» TEXT SHOWN
Start
God faithfully used my time in Tanzania to continue the work he has started in me (Philippians 1:6) to will and to work for His good pleasure (Philippians 2:13) and to grow in sanctification toward Christlikeness (Ephesians 4:13).
It has taken me many years and painful failures to realize how much our relationship with Jesus is a growth process. Thankfully, the Lord has placed many Priscilla and Aquilas in my life at
different times and places to take me aside and explain to me the way of God more accurately (Acts 18:24-26).
I can say, as John Newton once said, “I am not what I ought to be, I am not what I want to be, I am not what I hope to be in another world, but still I am not what I once used to be, and by the grace of God I am what I am.”
In Tanzania, the Lord allowed me to be like Aquilla. God gave me opportunities to exercise the burning passion in my heart to make Jesus known more accurately through the preaching and teaching of God’s word. God allowed me to use the knowledge He has been entrusting to me over the past few years.
God has used my local church to bless me with the time and resources to pursue continuous theological education. Additionally, He has used faithful friends to disciple me along the way. Thousands of hours of work, conversations, reading, writing, and teaching have shaped my understanding of who God is, how He has revealed Himself, and why it matters. He has blessed me abundantly.
But, He has not blessed me so that I can be a glutton of information. Instead, He has called me to share and has given me a burden and passion for making Him known through the preaching and teaching of His Word.
I went to Tanzania thinking that I do this well, but God is faithful, and He exposed a sinful root of pride in my heart. At that moment, I was not stewarding the resources and knowledge that God has given me well. Instead, I was using them to puff myself up (1 Corinthians 8:1). I did not think of the now thirty-seven-year process through which God has worked in my own life, bringing me to this moment and how He was graciously allowing me to be a part of His process in someone else.
End
» ENTRIES SHOWN
Start
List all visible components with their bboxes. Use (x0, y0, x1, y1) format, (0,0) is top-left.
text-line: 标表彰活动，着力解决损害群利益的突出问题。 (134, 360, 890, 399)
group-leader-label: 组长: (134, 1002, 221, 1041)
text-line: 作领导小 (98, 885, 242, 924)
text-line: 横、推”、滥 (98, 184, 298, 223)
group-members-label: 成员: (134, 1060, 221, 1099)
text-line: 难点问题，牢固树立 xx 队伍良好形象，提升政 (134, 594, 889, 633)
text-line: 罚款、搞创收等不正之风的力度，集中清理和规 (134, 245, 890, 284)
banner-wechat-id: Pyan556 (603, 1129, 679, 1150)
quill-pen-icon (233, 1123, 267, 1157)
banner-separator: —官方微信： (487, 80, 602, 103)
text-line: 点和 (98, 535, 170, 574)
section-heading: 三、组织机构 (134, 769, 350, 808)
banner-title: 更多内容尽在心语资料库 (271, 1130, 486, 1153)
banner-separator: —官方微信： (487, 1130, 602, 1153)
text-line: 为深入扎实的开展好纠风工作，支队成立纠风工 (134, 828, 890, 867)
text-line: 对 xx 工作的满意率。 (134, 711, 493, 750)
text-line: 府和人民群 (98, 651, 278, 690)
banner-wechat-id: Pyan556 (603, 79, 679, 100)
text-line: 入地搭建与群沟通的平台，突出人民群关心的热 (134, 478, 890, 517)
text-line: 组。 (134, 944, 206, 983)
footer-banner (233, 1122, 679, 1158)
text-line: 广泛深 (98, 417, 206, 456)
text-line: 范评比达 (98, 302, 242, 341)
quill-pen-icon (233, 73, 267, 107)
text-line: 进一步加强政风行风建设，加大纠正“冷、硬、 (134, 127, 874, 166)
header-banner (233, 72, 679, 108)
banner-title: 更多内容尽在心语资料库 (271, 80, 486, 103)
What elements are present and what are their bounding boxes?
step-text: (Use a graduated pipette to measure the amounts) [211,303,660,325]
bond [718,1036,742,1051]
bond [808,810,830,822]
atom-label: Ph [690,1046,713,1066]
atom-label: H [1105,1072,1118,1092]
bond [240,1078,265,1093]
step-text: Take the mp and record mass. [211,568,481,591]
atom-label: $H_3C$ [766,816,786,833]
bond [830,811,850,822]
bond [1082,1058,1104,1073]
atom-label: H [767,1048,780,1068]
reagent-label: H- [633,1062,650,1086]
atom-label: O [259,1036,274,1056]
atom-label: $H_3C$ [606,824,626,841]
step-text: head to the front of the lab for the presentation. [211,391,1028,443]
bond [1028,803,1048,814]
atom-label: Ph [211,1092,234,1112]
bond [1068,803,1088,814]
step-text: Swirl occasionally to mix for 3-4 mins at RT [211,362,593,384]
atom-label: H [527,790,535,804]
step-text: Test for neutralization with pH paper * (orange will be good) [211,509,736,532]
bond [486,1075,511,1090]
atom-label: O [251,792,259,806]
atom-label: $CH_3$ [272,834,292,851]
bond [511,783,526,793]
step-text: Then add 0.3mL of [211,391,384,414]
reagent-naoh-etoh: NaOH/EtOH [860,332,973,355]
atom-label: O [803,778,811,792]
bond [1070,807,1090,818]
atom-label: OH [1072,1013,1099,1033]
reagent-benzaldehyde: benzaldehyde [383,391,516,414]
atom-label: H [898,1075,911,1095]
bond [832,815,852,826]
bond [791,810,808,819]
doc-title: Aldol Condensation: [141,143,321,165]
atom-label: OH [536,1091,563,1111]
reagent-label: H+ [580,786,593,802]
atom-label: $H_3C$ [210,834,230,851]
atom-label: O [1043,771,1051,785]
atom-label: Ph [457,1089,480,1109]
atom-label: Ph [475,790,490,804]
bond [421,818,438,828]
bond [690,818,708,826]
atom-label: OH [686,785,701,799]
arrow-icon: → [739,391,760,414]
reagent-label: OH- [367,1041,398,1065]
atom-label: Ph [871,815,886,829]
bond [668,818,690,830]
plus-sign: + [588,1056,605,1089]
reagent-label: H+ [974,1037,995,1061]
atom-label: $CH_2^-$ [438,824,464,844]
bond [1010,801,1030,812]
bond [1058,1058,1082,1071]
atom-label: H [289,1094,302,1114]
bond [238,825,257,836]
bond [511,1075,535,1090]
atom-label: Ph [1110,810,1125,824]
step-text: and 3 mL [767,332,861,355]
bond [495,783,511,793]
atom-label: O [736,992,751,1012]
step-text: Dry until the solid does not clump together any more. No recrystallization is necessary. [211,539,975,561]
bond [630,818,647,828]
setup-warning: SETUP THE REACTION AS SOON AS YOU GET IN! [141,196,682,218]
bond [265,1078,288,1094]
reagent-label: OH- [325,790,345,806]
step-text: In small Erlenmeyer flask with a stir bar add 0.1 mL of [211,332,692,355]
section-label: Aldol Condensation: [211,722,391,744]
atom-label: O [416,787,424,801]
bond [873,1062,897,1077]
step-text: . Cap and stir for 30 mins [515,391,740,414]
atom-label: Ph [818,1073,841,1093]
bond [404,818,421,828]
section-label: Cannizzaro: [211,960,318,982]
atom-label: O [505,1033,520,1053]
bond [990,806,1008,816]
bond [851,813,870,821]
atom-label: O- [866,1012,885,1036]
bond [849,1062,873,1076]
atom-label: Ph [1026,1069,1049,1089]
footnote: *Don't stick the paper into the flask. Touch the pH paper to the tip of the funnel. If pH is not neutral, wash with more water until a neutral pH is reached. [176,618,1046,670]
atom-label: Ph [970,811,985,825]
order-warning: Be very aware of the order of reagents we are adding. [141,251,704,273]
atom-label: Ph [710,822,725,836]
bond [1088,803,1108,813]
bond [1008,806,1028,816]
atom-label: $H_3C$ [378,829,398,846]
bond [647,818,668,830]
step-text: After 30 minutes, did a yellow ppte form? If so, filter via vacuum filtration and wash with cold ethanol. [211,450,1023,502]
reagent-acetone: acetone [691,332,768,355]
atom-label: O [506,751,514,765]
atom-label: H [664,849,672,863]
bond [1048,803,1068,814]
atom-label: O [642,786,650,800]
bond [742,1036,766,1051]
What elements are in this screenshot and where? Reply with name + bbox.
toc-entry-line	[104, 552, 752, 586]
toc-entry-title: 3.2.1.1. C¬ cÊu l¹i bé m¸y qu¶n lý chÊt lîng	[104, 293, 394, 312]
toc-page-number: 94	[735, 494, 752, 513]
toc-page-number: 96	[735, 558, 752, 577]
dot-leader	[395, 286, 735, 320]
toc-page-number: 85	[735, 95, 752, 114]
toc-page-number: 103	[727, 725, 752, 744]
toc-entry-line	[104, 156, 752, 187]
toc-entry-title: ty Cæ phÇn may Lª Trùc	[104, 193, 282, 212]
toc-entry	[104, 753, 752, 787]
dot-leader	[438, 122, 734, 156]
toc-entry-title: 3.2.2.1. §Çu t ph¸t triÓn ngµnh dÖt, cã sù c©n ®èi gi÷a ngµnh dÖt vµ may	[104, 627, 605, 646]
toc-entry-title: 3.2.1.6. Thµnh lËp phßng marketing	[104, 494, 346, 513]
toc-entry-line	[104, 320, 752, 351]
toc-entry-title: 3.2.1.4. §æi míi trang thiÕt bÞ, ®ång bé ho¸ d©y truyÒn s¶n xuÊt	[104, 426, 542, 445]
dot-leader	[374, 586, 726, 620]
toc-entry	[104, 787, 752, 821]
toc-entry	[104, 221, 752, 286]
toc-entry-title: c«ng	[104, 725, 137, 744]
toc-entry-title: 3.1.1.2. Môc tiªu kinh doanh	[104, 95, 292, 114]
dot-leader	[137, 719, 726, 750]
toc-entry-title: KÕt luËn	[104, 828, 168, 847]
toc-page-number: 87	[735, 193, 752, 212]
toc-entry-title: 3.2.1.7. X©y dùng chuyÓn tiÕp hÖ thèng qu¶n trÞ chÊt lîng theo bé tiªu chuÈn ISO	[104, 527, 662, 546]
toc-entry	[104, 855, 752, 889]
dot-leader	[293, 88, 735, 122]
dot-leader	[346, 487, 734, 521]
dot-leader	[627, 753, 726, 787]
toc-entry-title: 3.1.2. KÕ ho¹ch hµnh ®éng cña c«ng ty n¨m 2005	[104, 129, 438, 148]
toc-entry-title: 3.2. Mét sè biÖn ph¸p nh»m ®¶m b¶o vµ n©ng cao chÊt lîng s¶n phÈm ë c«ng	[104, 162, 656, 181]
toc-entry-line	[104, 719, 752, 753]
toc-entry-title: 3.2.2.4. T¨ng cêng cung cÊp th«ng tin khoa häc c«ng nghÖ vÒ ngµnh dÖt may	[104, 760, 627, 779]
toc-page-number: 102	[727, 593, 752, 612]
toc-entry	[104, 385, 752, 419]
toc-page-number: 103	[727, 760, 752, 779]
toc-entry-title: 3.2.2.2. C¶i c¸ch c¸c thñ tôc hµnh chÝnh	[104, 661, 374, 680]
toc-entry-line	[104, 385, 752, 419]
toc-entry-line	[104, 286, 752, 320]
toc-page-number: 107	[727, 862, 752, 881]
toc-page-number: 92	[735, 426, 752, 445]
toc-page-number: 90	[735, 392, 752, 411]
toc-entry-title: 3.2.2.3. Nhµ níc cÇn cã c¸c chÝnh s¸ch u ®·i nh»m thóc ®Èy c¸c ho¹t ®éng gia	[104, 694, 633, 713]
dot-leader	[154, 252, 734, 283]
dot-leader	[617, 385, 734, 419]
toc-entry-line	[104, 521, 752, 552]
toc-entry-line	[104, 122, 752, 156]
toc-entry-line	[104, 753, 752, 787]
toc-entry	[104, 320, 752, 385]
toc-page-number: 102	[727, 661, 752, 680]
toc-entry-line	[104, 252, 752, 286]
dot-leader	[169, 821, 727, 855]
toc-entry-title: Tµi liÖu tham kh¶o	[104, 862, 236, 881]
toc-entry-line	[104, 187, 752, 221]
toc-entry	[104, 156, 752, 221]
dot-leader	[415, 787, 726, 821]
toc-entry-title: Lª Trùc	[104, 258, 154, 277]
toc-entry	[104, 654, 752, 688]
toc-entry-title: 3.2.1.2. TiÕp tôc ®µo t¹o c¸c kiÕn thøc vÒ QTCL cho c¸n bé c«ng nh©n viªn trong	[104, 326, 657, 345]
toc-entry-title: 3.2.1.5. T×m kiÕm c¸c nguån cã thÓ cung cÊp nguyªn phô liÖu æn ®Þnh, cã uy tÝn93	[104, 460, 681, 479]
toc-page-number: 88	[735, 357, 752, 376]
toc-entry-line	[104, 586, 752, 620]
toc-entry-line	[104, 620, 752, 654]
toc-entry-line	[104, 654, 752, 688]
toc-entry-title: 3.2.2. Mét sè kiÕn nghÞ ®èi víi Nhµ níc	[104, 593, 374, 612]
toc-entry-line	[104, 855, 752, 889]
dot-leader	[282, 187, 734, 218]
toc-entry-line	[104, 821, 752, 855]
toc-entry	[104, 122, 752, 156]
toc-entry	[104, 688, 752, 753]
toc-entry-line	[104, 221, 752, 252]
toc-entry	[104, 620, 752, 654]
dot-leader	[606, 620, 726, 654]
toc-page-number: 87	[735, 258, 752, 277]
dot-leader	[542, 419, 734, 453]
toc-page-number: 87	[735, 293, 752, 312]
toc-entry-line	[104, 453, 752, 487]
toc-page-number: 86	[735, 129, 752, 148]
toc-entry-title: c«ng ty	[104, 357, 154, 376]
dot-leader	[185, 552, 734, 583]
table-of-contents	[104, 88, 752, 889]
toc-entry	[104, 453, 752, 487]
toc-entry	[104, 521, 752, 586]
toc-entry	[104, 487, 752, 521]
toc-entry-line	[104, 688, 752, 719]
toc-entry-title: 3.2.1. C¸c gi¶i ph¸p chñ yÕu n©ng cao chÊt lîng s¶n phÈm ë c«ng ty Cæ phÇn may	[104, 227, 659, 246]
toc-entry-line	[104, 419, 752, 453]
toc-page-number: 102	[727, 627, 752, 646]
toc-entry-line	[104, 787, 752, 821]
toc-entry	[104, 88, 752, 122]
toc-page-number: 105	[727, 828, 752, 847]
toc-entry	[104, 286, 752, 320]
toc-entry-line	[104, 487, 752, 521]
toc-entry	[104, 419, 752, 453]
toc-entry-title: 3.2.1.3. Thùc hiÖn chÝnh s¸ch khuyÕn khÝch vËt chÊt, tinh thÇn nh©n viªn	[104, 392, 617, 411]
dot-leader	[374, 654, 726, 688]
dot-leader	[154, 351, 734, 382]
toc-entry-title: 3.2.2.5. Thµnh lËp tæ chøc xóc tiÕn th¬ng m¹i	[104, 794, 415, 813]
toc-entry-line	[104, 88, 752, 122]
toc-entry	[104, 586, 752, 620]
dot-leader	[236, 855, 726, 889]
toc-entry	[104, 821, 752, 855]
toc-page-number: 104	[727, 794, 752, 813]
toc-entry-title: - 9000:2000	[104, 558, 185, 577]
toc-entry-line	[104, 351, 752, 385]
End
» EXERCISE REQUIREMENTS
Can you transcribe everything in the Tanzania reflection from "God has used" down to "blessed me abundantly."?

» ANSWER IN FULL
God has used my local church to bless me with the time and resources to pursue continuous theological education. Additionally, He has used faithful friends to disciple me along the way. Thousands of hours of work, conversations, reading, writing, and teaching have shaped my understanding of who God is, how He has revealed Himself, and why it matters. He has blessed me abundantly.